* start *
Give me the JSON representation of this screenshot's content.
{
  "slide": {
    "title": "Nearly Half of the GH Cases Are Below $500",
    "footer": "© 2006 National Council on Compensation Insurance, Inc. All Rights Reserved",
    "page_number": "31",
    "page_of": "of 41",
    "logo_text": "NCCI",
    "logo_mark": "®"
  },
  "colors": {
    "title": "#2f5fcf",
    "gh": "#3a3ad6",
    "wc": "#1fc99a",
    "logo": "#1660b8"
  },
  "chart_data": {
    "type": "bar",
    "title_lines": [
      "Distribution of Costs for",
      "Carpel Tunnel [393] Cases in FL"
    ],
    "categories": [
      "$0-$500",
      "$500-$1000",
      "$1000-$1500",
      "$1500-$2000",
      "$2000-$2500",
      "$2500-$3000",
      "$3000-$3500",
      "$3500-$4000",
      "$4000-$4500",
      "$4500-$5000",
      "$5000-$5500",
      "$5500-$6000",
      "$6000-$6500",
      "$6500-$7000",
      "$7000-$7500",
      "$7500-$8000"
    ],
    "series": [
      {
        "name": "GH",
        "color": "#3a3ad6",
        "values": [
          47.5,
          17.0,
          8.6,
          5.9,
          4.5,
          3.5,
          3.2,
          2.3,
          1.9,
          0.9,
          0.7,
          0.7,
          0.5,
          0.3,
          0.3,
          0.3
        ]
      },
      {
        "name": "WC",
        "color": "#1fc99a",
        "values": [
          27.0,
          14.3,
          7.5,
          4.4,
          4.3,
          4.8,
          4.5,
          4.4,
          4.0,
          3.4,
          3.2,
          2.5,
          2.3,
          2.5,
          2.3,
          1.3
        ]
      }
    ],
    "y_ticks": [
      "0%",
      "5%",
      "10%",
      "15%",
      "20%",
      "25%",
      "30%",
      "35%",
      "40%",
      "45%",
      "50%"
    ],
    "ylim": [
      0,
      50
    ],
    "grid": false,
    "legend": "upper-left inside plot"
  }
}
* end *
**Objective:**
Please output every record, keeping each line exact.

**Written solution:**
Give me the JSON representation of this screenshot's content.
{
  "slide": {
    "title": "Nearly Half of the GH Cases Are Below $500",
    "footer": "© 2006 National Council on Compensation Insurance, Inc. All Rights Reserved",
    "page_number": "31",
    "page_of": "of 41",
    "logo_text": "NCCI",
    "logo_mark": "®"
  },
  "colors": {
    "title": "#2f5fcf",
    "gh": "#3a3ad6",
    "wc": "#1fc99a",
    "logo": "#1660b8"
  },
  "chart_data": {
    "type": "bar",
    "title_lines": [
      "Distribution of Costs for",
      "Carpel Tunnel [393] Cases in FL"
    ],
    "categories": [
      "$0-$500",
      "$500-$1000",
      "$1000-$1500",
      "$1500-$2000",
      "$2000-$2500",
      "$2500-$3000",
      "$3000-$3500",
      "$3500-$4000",
      "$4000-$4500",
      "$4500-$5000",
      "$5000-$5500",
      "$5500-$6000",
      "$6000-$6500",
      "$6500-$7000",
      "$7000-$7500",
      "$7500-$8000"
    ],
    "series": [
      {
        "name": "GH",
        "color": "#3a3ad6",
        "values": [
          47.5,
          17.0,
          8.6,
          5.9,
          4.5,
          3.5,
          3.2,
          2.3,
          1.9,
          0.9,
          0.7,
          0.7,
          0.5,
          0.3,
          0.3,
          0.3
        ]
      },
      {
        "name": "WC",
        "color": "#1fc99a",
        "values": [
          27.0,
          14.3,
          7.5,
          4.4,
          4.3,
          4.8,
          4.5,
          4.4,
          4.0,
          3.4,
          3.2,
          2.5,
          2.3,
          2.5,
          2.3,
          1.3
        ]
      }
    ],
    "y_ticks": [
      "0%",
      "5%",
      "10%",
      "15%",
      "20%",
      "25%",
      "30%",
      "35%",
      "40%",
      "45%",
      "50%"
    ],
    "ylim": [
      0,
      50
    ],
    "grid": false,
    "legend": "upper-left inside plot"
  }
}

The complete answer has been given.